STORED DATA start

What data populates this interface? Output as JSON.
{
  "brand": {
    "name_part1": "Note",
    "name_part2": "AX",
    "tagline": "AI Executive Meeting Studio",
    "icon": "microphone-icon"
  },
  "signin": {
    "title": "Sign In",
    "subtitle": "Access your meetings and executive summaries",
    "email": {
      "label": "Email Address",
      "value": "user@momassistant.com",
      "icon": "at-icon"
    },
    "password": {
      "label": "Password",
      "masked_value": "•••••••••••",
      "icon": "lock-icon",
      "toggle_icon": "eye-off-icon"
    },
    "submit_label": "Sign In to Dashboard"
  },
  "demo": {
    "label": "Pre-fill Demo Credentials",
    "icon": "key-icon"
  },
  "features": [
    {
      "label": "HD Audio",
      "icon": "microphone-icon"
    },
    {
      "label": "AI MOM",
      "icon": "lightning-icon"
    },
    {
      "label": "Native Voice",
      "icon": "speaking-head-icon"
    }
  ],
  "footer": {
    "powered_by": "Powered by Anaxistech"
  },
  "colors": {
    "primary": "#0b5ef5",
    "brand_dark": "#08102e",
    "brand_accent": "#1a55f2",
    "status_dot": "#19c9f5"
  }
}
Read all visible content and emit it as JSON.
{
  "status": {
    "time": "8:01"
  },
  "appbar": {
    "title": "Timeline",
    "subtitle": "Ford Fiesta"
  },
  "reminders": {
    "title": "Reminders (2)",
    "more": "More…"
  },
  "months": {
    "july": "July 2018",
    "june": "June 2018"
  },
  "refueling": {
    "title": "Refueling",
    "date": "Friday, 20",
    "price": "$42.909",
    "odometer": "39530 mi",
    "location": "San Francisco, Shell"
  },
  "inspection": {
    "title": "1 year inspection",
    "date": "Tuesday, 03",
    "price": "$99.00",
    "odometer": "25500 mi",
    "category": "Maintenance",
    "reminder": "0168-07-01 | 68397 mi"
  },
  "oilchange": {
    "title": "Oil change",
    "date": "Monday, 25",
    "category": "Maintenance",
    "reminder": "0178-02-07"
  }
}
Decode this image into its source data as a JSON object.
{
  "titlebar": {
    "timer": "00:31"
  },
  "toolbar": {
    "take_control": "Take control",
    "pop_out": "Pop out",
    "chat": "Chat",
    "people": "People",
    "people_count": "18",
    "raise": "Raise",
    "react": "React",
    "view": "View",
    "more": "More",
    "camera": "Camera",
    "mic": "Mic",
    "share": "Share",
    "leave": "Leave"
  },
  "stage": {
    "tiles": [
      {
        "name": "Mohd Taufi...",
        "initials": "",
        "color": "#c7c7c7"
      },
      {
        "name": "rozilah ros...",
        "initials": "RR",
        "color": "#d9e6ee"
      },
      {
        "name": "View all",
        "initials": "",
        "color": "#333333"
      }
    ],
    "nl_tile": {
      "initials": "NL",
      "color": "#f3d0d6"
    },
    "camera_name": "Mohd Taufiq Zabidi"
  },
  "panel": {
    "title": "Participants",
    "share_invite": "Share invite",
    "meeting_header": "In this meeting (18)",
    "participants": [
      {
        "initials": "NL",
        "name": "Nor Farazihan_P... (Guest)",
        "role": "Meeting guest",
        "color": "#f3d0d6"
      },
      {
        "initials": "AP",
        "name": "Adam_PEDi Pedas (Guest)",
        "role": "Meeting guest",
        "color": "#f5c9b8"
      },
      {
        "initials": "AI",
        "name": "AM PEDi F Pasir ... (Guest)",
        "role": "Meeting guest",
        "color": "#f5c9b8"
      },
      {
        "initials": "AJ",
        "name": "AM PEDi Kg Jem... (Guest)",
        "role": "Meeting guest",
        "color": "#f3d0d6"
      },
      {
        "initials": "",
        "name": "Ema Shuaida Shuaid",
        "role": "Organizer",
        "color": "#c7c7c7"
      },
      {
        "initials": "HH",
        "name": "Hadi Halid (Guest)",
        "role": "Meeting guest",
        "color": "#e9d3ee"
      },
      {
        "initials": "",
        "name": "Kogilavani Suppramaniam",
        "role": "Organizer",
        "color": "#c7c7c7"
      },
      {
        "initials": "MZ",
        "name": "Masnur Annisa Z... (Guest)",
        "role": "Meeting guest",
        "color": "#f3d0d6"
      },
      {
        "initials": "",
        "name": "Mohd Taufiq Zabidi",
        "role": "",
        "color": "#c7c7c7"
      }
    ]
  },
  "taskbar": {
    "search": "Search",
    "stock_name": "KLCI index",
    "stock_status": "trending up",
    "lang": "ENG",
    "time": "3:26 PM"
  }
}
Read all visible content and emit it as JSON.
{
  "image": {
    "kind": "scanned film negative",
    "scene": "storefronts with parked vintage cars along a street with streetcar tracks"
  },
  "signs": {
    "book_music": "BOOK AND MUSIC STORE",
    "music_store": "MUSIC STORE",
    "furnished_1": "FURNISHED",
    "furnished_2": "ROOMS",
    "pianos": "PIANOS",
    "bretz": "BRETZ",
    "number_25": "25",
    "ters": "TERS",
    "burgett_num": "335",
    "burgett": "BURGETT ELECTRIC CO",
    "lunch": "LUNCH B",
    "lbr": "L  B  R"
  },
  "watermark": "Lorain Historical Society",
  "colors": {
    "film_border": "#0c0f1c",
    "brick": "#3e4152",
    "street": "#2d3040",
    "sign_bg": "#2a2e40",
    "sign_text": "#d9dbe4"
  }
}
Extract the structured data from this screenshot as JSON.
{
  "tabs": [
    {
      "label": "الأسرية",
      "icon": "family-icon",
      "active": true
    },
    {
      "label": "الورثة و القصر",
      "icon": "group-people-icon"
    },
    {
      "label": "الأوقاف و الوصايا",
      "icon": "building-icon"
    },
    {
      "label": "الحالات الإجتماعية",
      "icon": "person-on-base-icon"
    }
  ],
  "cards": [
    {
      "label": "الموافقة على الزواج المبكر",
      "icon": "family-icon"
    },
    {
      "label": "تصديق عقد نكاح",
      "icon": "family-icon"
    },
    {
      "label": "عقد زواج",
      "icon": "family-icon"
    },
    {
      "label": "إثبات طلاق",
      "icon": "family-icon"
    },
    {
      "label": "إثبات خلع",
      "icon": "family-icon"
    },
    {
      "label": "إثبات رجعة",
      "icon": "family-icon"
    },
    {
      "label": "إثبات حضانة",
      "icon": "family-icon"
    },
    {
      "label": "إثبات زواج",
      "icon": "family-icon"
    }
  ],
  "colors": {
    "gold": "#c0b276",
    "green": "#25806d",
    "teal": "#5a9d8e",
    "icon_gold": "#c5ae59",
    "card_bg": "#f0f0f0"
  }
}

STORED DATA end

• DO THIS
Send back each record exactly as it stands.

• RESULT OF THIS EXERCISE
What data populates this interface? Output as JSON.
{
  "brand": {
    "name_part1": "Note",
    "name_part2": "AX",
    "tagline": "AI Executive Meeting Studio",
    "icon": "microphone-icon"
  },
  "signin": {
    "title": "Sign In",
    "subtitle": "Access your meetings and executive summaries",
    "email": {
      "label": "Email Address",
      "value": "user@momassistant.com",
      "icon": "at-icon"
    },
    "password": {
      "label": "Password",
      "masked_value": "•••••••••••",
      "icon": "lock-icon",
      "toggle_icon": "eye-off-icon"
    },
    "submit_label": "Sign In to Dashboard"
  },
  "demo": {
    "label": "Pre-fill Demo Credentials",
    "icon": "key-icon"
  },
  "features": [
    {
      "label": "HD Audio",
      "icon": "microphone-icon"
    },
    {
      "label": "AI MOM",
      "icon": "lightning-icon"
    },
    {
      "label": "Native Voice",
      "icon": "speaking-head-icon"
    }
  ],
  "footer": {
    "powered_by": "Powered by Anaxistech"
  },
  "colors": {
    "primary": "#0b5ef5",
    "brand_dark": "#08102e",
    "brand_accent": "#1a55f2",
    "status_dot": "#19c9f5"
  }
}
Read all visible content and emit it as JSON.
{
  "status": {
    "time": "8:01"
  },
  "appbar": {
    "title": "Timeline",
    "subtitle": "Ford Fiesta"
  },
  "reminders": {
    "title": "Reminders (2)",
    "more": "More…"
  },
  "months": {
    "july": "July 2018",
    "june": "June 2018"
  },
  "refueling": {
    "title": "Refueling",
    "date": "Friday, 20",
    "price": "$42.909",
    "odometer": "39530 mi",
    "location": "San Francisco, Shell"
  },
  "inspection": {
    "title": "1 year inspection",
    "date": "Tuesday, 03",
    "price": "$99.00",
    "odometer": "25500 mi",
    "category": "Maintenance",
    "reminder": "0168-07-01 | 68397 mi"
  },
  "oilchange": {
    "title": "Oil change",
    "date": "Monday, 25",
    "category": "Maintenance",
    "reminder": "0178-02-07"
  }
}
Decode this image into its source data as a JSON object.
{
  "titlebar": {
    "timer": "00:31"
  },
  "toolbar": {
    "take_control": "Take control",
    "pop_out": "Pop out",
    "chat": "Chat",
    "people": "People",
    "people_count": "18",
    "raise": "Raise",
    "react": "React",
    "view": "View",
    "more": "More",
    "camera": "Camera",
    "mic": "Mic",
    "share": "Share",
    "leave": "Leave"
  },
  "stage": {
    "tiles": [
      {
        "name": "Mohd Taufi...",
        "initials": "",
        "color": "#c7c7c7"
      },
      {
        "name": "rozilah ros...",
        "initials": "RR",
        "color": "#d9e6ee"
      },
      {
        "name": "View all",
        "initials": "",
        "color": "#333333"
      }
    ],
    "nl_tile": {
      "initials": "NL",
      "color": "#f3d0d6"
    },
    "camera_name": "Mohd Taufiq Zabidi"
  },
  "panel": {
    "title": "Participants",
    "share_invite": "Share invite",
    "meeting_header": "In this meeting (18)",
    "participants": [
      {
        "initials": "NL",
        "name": "Nor Farazihan_P... (Guest)",
        "role": "Meeting guest",
        "color": "#f3d0d6"
      },
      {
        "initials": "AP",
        "name": "Adam_PEDi Pedas (Guest)",
        "role": "Meeting guest",
        "color": "#f5c9b8"
      },
      {
        "initials": "AI",
        "name": "AM PEDi F Pasir ... (Guest)",
        "role": "Meeting guest",
        "color": "#f5c9b8"
      },
      {
        "initials": "AJ",
        "name": "AM PEDi Kg Jem... (Guest)",
        "role": "Meeting guest",
        "color": "#f3d0d6"
      },
      {
        "initials": "",
        "name": "Ema Shuaida Shuaid",
        "role": "Organizer",
        "color": "#c7c7c7"
      },
      {
        "initials": "HH",
        "name": "Hadi Halid (Guest)",
        "role": "Meeting guest",
        "color": "#e9d3ee"
      },
      {
        "initials": "",
        "name": "Kogilavani Suppramaniam",
        "role": "Organizer",
        "color": "#c7c7c7"
      },
      {
        "initials": "MZ",
        "name": "Masnur Annisa Z... (Guest)",
        "role": "Meeting guest",
        "color": "#f3d0d6"
      },
      {
        "initials": "",
        "name": "Mohd Taufiq Zabidi",
        "role": "",
        "color": "#c7c7c7"
      }
    ]
  },
  "taskbar": {
    "search": "Search",
    "stock_name": "KLCI index",
    "stock_status": "trending up",
    "lang": "ENG",
    "time": "3:26 PM"
  }
}
Read all visible content and emit it as JSON.
{
  "image": {
    "kind": "scanned film negative",
    "scene": "storefronts with parked vintage cars along a street with streetcar tracks"
  },
  "signs": {
    "book_music": "BOOK AND MUSIC STORE",
    "music_store": "MUSIC STORE",
    "furnished_1": "FURNISHED",
    "furnished_2": "ROOMS",
    "pianos": "PIANOS",
    "bretz": "BRETZ",
    "number_25": "25",
    "ters": "TERS",
    "burgett_num": "335",
    "burgett": "BURGETT ELECTRIC CO",
    "lunch": "LUNCH B",
    "lbr": "L  B  R"
  },
  "watermark": "Lorain Historical Society",
  "colors": {
    "film_border": "#0c0f1c",
    "brick": "#3e4152",
    "street": "#2d3040",
    "sign_bg": "#2a2e40",
    "sign_text": "#d9dbe4"
  }
}
Extract the structured data from this screenshot as JSON.
{
  "tabs": [
    {
      "label": "الأسرية",
      "icon": "family-icon",
      "active": true
    },
    {
      "label": "الورثة و القصر",
      "icon": "group-people-icon"
    },
    {
      "label": "الأوقاف و الوصايا",
      "icon": "building-icon"
    },
    {
      "label": "الحالات الإجتماعية",
      "icon": "person-on-base-icon"
    }
  ],
  "cards": [
    {
      "label": "الموافقة على الزواج المبكر",
      "icon": "family-icon"
    },
    {
      "label": "تصديق عقد نكاح",
      "icon": "family-icon"
    },
    {
      "label": "عقد زواج",
      "icon": "family-icon"
    },
    {
      "label": "إثبات طلاق",
      "icon": "family-icon"
    },
    {
      "label": "إثبات خلع",
      "icon": "family-icon"
    },
    {
      "label": "إثبات رجعة",
      "icon": "family-icon"
    },
    {
      "label": "إثبات حضانة",
      "icon": "family-icon"
    },
    {
      "label": "إثبات زواج",
      "icon": "family-icon"
    }
  ],
  "colors": {
    "gold": "#c0b276",
    "green": "#25806d",
    "teal": "#5a9d8e",
    "icon_gold": "#c5ae59",
    "card_bg": "#f0f0f0"
  }
}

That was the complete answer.